PROBLEM REQUIREMENTS: Repeat the lines from the one containing "y-tick-label: 50 bbox=[88, 644, 135, 691]" to the one containing "x-axis-tick-labels: 0,0 0,2", both included.

EXTRACTED ENTRIES:
^^^^^^^^

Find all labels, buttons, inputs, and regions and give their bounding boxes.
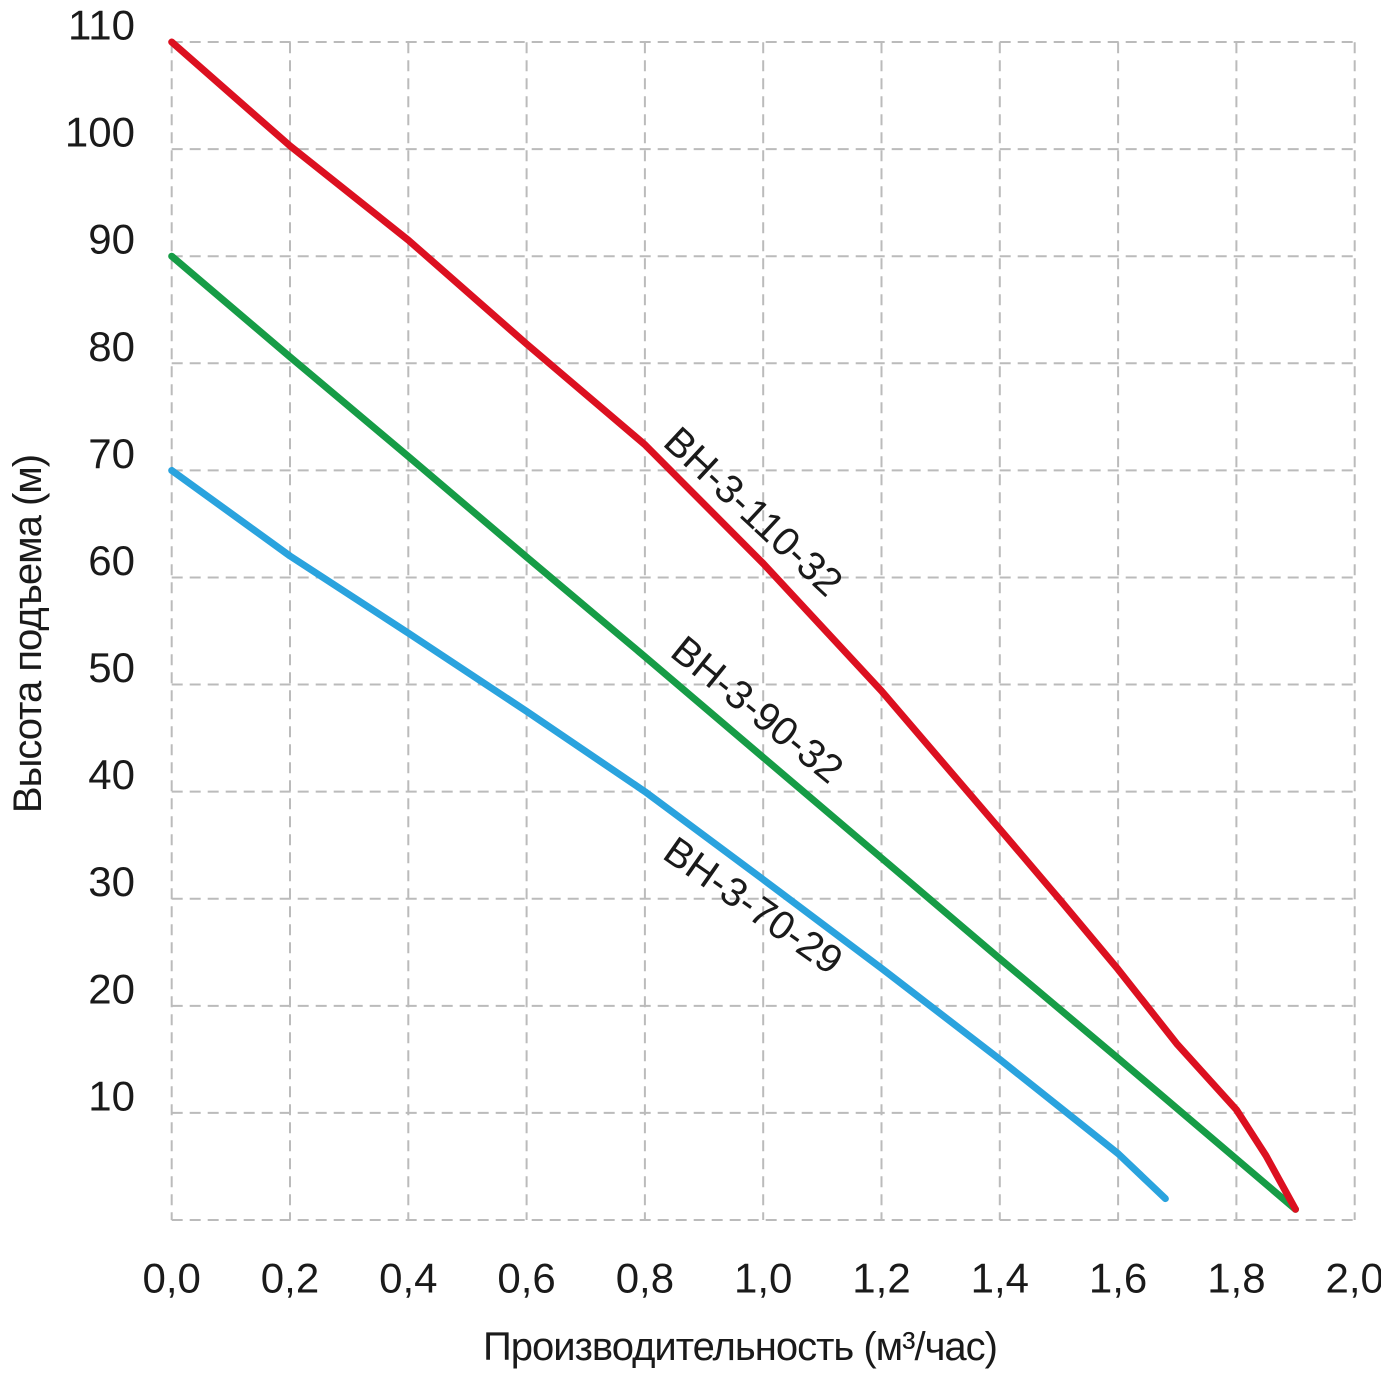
y-tick-label: 50 bbox=[88, 644, 135, 691]
y-tick-label: 110 bbox=[68, 2, 135, 49]
x-axis-title: Производительность (м³/час) bbox=[483, 1325, 997, 1369]
x-tick-label: 0,4 bbox=[379, 1255, 437, 1302]
x-tick-label: 0,0 bbox=[143, 1255, 201, 1302]
x-tick-label: 0,8 bbox=[616, 1255, 674, 1302]
curve-label: ВН-3-70-29 bbox=[656, 829, 851, 984]
pump-curve bbox=[168, 466, 1169, 1203]
pump-curve bbox=[168, 252, 1299, 1213]
y-tick-label: 30 bbox=[88, 858, 135, 905]
y-tick-label: 70 bbox=[88, 430, 135, 477]
x-tick-label: 1,2 bbox=[852, 1255, 910, 1302]
x-tick-label: 0,2 bbox=[261, 1255, 319, 1302]
x-axis-tick-labels: 0,0 0,2 0,4 0,6 0,8 1,0 1,2 1,4 1,6 1,8 2,0 bbox=[143, 1255, 1381, 1302]
x-tick-label: 2,0 bbox=[1326, 1255, 1381, 1302]
pump-curve bbox=[168, 38, 1299, 1213]
x-tick-label: 1,0 bbox=[734, 1255, 792, 1302]
y-tick-label: 20 bbox=[88, 965, 135, 1012]
curve-label: ВН-3-90-32 bbox=[663, 628, 851, 792]
y-axis-title: Высота подъема (м) bbox=[6, 455, 50, 813]
y-tick-label: 100 bbox=[65, 109, 135, 156]
x-tick-label: 1,6 bbox=[1089, 1255, 1147, 1302]
y-tick-label: 60 bbox=[88, 537, 135, 584]
gridlines bbox=[170, 41, 1356, 1221]
x-tick-label: 0,6 bbox=[497, 1255, 555, 1302]
x-tick-label: 1,8 bbox=[1207, 1255, 1265, 1302]
x-tick-label: 1,4 bbox=[971, 1255, 1029, 1302]
y-tick-label: 10 bbox=[88, 1072, 135, 1119]
y-axis-tick-labels: 10 20 30 40 50 60 70 80 90 100 110 bbox=[65, 2, 135, 1120]
pump-curves bbox=[168, 38, 1299, 1213]
y-tick-label: 40 bbox=[88, 751, 135, 798]
y-tick-label: 90 bbox=[88, 216, 135, 263]
y-tick-label: 80 bbox=[88, 323, 135, 370]
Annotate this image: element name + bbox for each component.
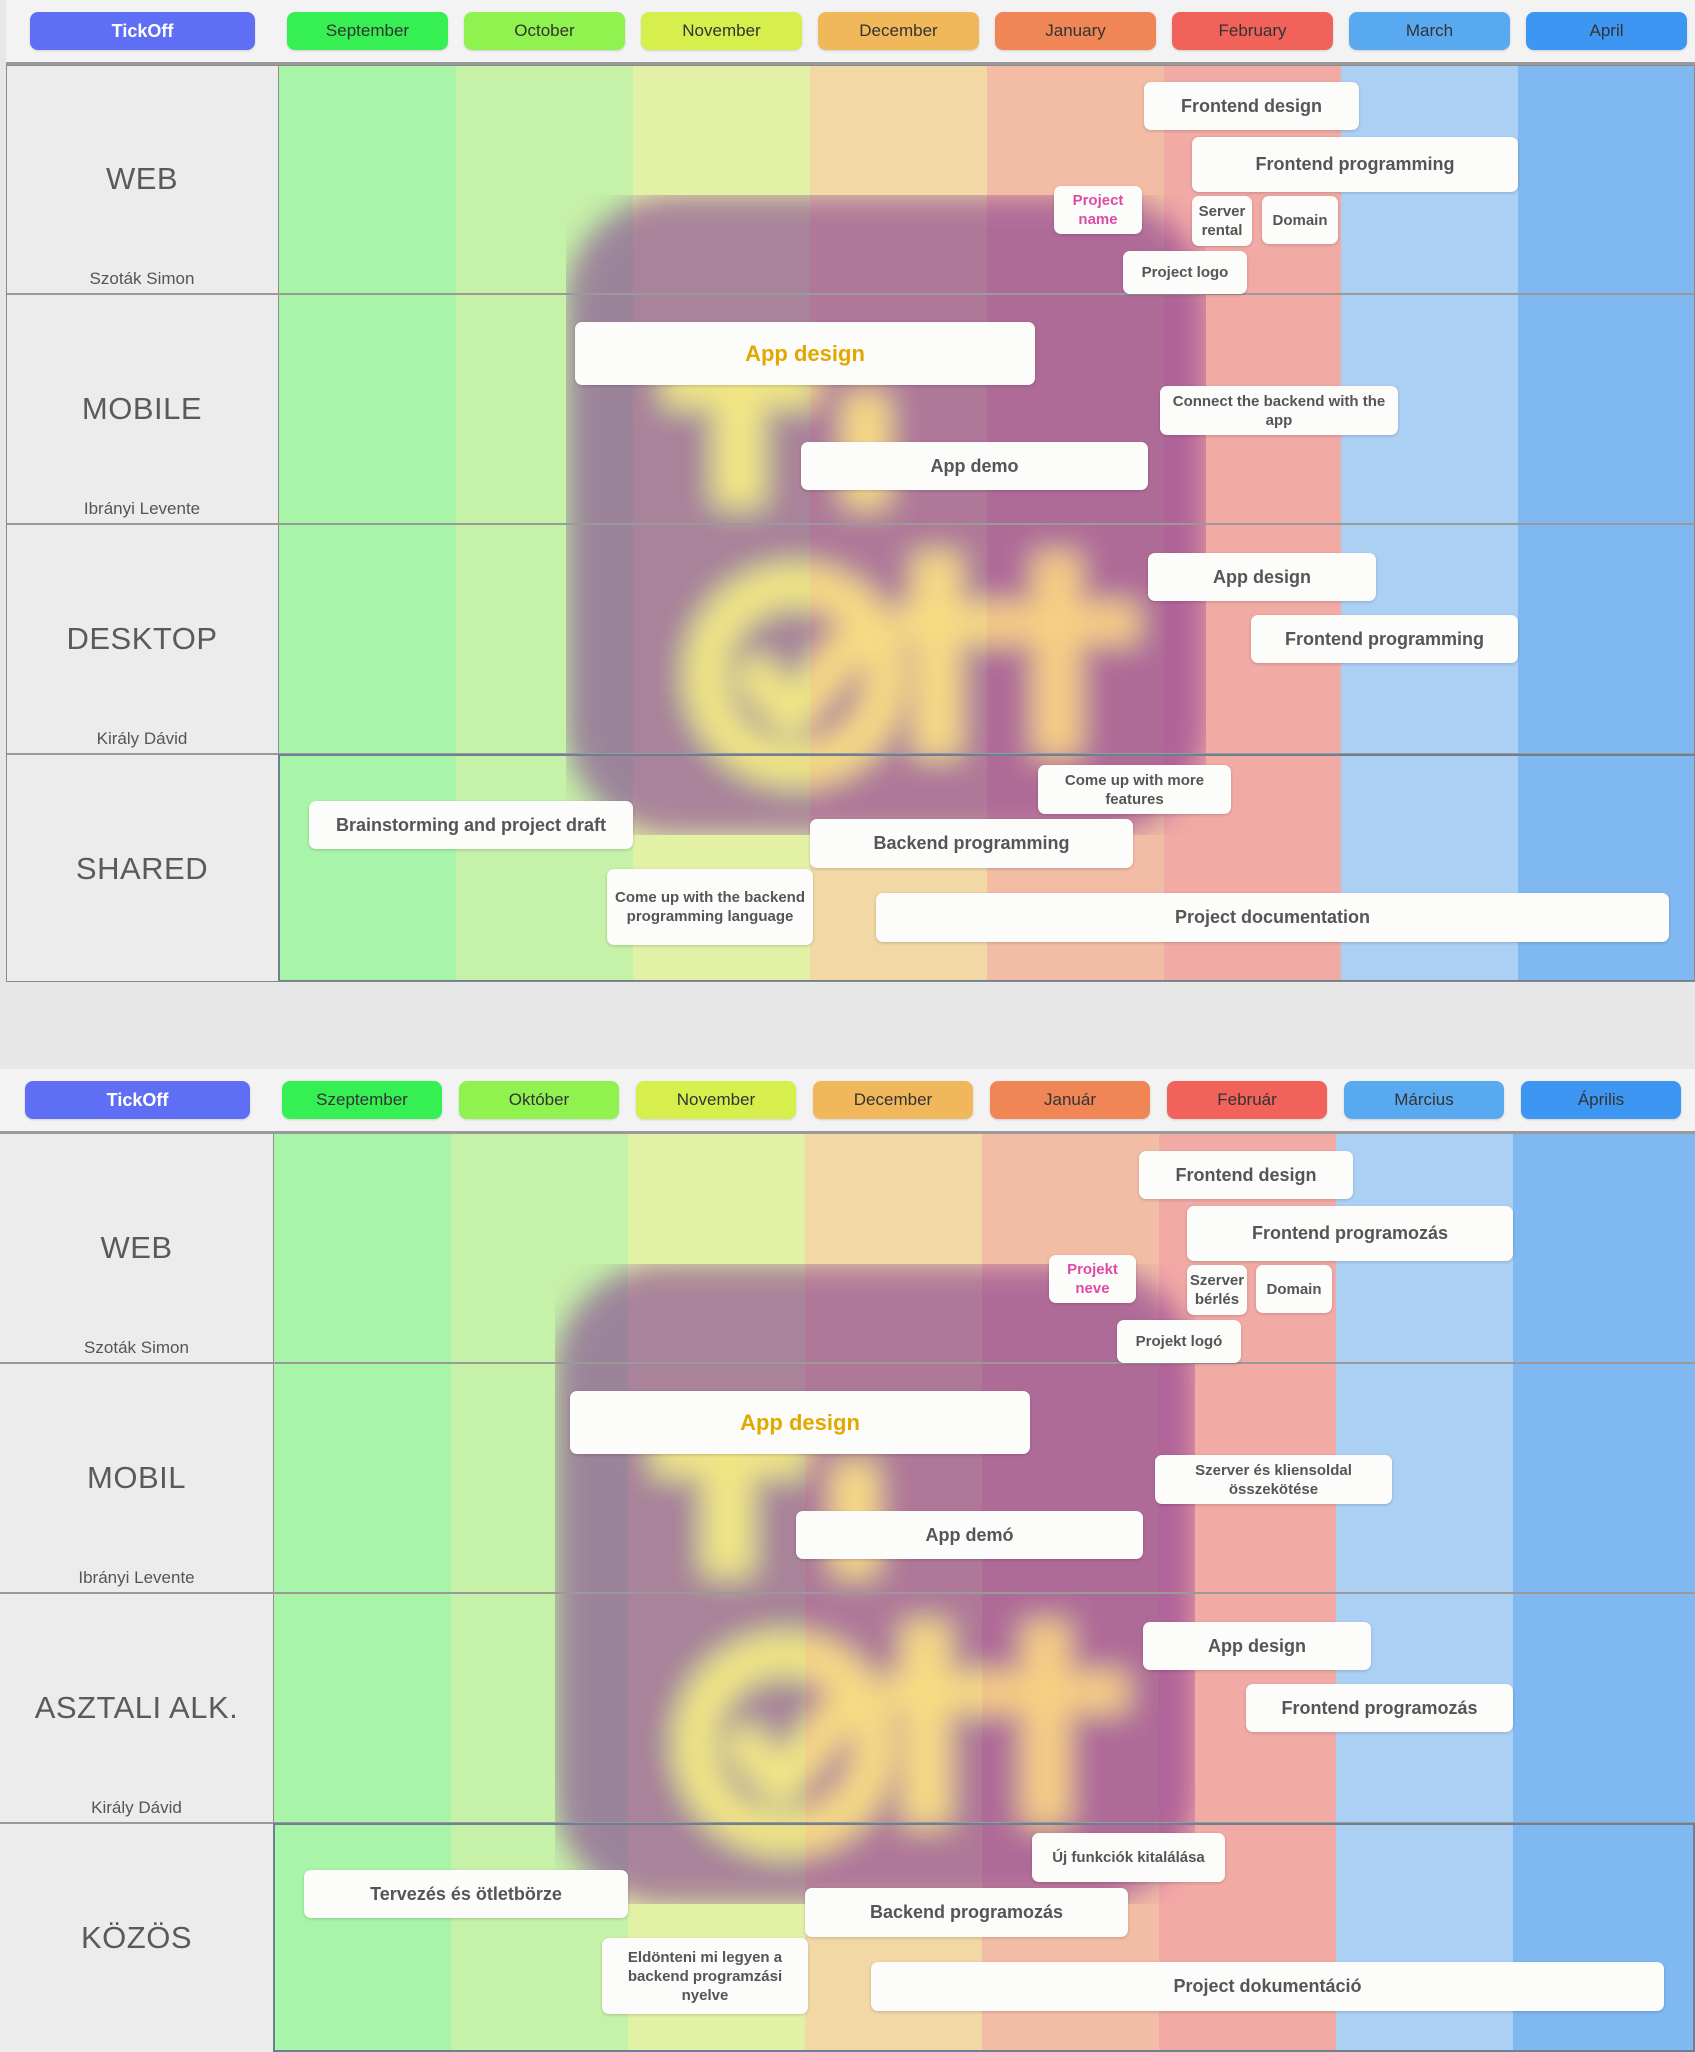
task-card[interactable]: Come up with more features (1038, 765, 1231, 814)
task-card[interactable]: Frontend programming (1192, 137, 1518, 192)
task-card[interactable]: Frontend design (1139, 1151, 1353, 1199)
task-card[interactable]: App design (1148, 553, 1376, 601)
brand-button[interactable]: TickOff (25, 1081, 250, 1119)
task-card[interactable]: Project dokumentáció (871, 1962, 1664, 2011)
task-card[interactable]: Frontend design (1144, 82, 1359, 130)
row-title: DESKTOP (66, 621, 218, 656)
month-tab-january[interactable]: January (995, 12, 1156, 50)
task-card[interactable]: App demó (796, 1511, 1143, 1559)
task-card[interactable]: App design (1143, 1622, 1371, 1670)
board-english: TickOff September October November Decem… (0, 0, 1695, 985)
month-tab-december[interactable]: December (813, 1081, 973, 1119)
task-card[interactable]: Projekt neve (1049, 1255, 1136, 1303)
month-tab-april[interactable]: April (1526, 12, 1687, 50)
month-tab-december[interactable]: December (818, 12, 979, 50)
row-title: WEB (105, 161, 179, 196)
task-card[interactable]: Domain (1256, 1265, 1332, 1313)
row-label-asztali: ASZTALI ALK. Király Dávid (0, 1594, 274, 1822)
row-label-mobil: MOBIL Ibrányi Levente (0, 1364, 274, 1592)
task-card[interactable]: Backend programming (810, 819, 1133, 868)
task-card[interactable]: Frontend programozás (1246, 1684, 1513, 1732)
task-card[interactable]: Tervezés és ötletbörze (304, 1870, 628, 1918)
row-divider (0, 1362, 1695, 1364)
row-label-kozos: KÖZÖS (0, 1824, 274, 2052)
row-divider (6, 293, 1695, 295)
month-tab-november[interactable]: November (641, 12, 802, 50)
task-card[interactable]: Backend programozás (805, 1888, 1128, 1937)
task-card[interactable]: Projekt logó (1117, 1320, 1241, 1363)
row-divider (0, 1822, 1695, 1824)
row-divider (6, 753, 1695, 755)
task-card[interactable]: Domain (1262, 196, 1338, 244)
task-card[interactable]: Frontend programozás (1187, 1206, 1513, 1261)
task-card[interactable]: App demo (801, 442, 1148, 490)
row-label-desktop: DESKTOP Király Dávid (6, 525, 279, 753)
row-owner: Ibrányi Levente (83, 499, 201, 518)
month-tab-februar[interactable]: Február (1167, 1081, 1327, 1119)
month-tab-marcius[interactable]: Március (1344, 1081, 1504, 1119)
row-divider (0, 1592, 1695, 1594)
row-divider (6, 523, 1695, 525)
task-card[interactable]: App design (570, 1391, 1030, 1454)
task-card[interactable]: Project logo (1123, 251, 1247, 294)
task-card[interactable]: Brainstorming and project draft (309, 801, 633, 849)
task-card[interactable]: Project name (1054, 186, 1142, 234)
month-header: TickOff September October November Decem… (6, 0, 1695, 65)
task-card[interactable]: Frontend programming (1251, 615, 1518, 663)
row-label-web: WEB Szoták Simon (6, 65, 279, 293)
row-title: KÖZÖS (80, 1920, 192, 1955)
row-owner: Király Dávid (91, 1798, 182, 1817)
row-label-shared: SHARED (6, 755, 279, 982)
row-label-web: WEB Szoták Simon (0, 1134, 274, 1362)
row-label-mobile: MOBILE Ibrányi Levente (6, 295, 279, 523)
row-title: MOBIL (87, 1460, 186, 1495)
task-card[interactable]: Connect the backend with the app (1160, 386, 1398, 435)
month-tab-szeptember[interactable]: Szeptember (282, 1081, 442, 1119)
month-tab-march[interactable]: March (1349, 12, 1510, 50)
task-card[interactable]: Szerver bérlés (1187, 1265, 1247, 1315)
month-header: TickOff Szeptember Október November Dece… (0, 1069, 1695, 1134)
task-card[interactable]: Szerver és kliensoldal összekötése (1155, 1455, 1392, 1504)
board-hungarian: TickOff Szeptember Október November Dece… (0, 1069, 1695, 2052)
task-card[interactable]: Új funkciók kitalálása (1032, 1833, 1225, 1882)
task-card[interactable]: Come up with the backend programming lan… (607, 869, 813, 945)
month-tab-oktober[interactable]: Október (459, 1081, 619, 1119)
month-tab-januar[interactable]: Január (990, 1081, 1150, 1119)
row-title: WEB (100, 1230, 173, 1265)
row-title: MOBILE (81, 391, 203, 426)
month-tab-aprilis[interactable]: Április (1521, 1081, 1681, 1119)
month-tab-october[interactable]: October (464, 12, 625, 50)
task-card[interactable]: Eldönteni mi legyen a backend programzás… (602, 1938, 808, 2014)
timeline-grid: WEB Szoták Simon MOBILE Ibrányi Levente … (6, 65, 1695, 982)
timeline-grid: WEB Szoták Simon MOBIL Ibrányi Levente A… (0, 1134, 1695, 2052)
month-tab-september[interactable]: September (287, 12, 448, 50)
row-title: ASZTALI ALK. (34, 1690, 239, 1725)
row-owner: Szoták Simon (89, 269, 195, 288)
brand-button[interactable]: TickOff (30, 12, 255, 50)
task-card[interactable]: App design (575, 322, 1035, 385)
task-card[interactable]: Server rental (1192, 196, 1252, 246)
row-title: SHARED (75, 850, 209, 886)
task-card[interactable]: Project documentation (876, 893, 1669, 942)
row-owner: Szoták Simon (84, 1338, 189, 1357)
month-tab-february[interactable]: February (1172, 12, 1333, 50)
row-owner: Király Dávid (96, 729, 188, 748)
row-owner: Ibrányi Levente (78, 1568, 195, 1587)
month-tab-november[interactable]: November (636, 1081, 796, 1119)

^^^^^^^^

RESPONSE:
y-tick-label: 50 bbox=[88, 644, 135, 691]
y-tick-label: 110 bbox=[68, 2, 135, 49]
x-axis-title: Производительность (м³/час) bbox=[483, 1325, 997, 1369]
x-tick-label: 0,4 bbox=[379, 1255, 437, 1302]
x-tick-label: 0,0 bbox=[143, 1255, 201, 1302]
x-tick-label: 0,8 bbox=[616, 1255, 674, 1302]
curve-label: ВН-3-70-29 bbox=[656, 829, 851, 984]
pump-curve bbox=[168, 466, 1169, 1203]
pump-curve bbox=[168, 252, 1299, 1213]
y-tick-label: 30 bbox=[88, 858, 135, 905]
y-tick-label: 70 bbox=[88, 430, 135, 477]
x-tick-label: 1,2 bbox=[852, 1255, 910, 1302]
x-tick-label: 0,2 bbox=[261, 1255, 319, 1302]
x-axis-tick-labels: 0,0 0,2 0,4 0,6 0,8 1,0 1,2 1,4 1,6 1,8 2,0 bbox=[143, 1255, 1381, 1302]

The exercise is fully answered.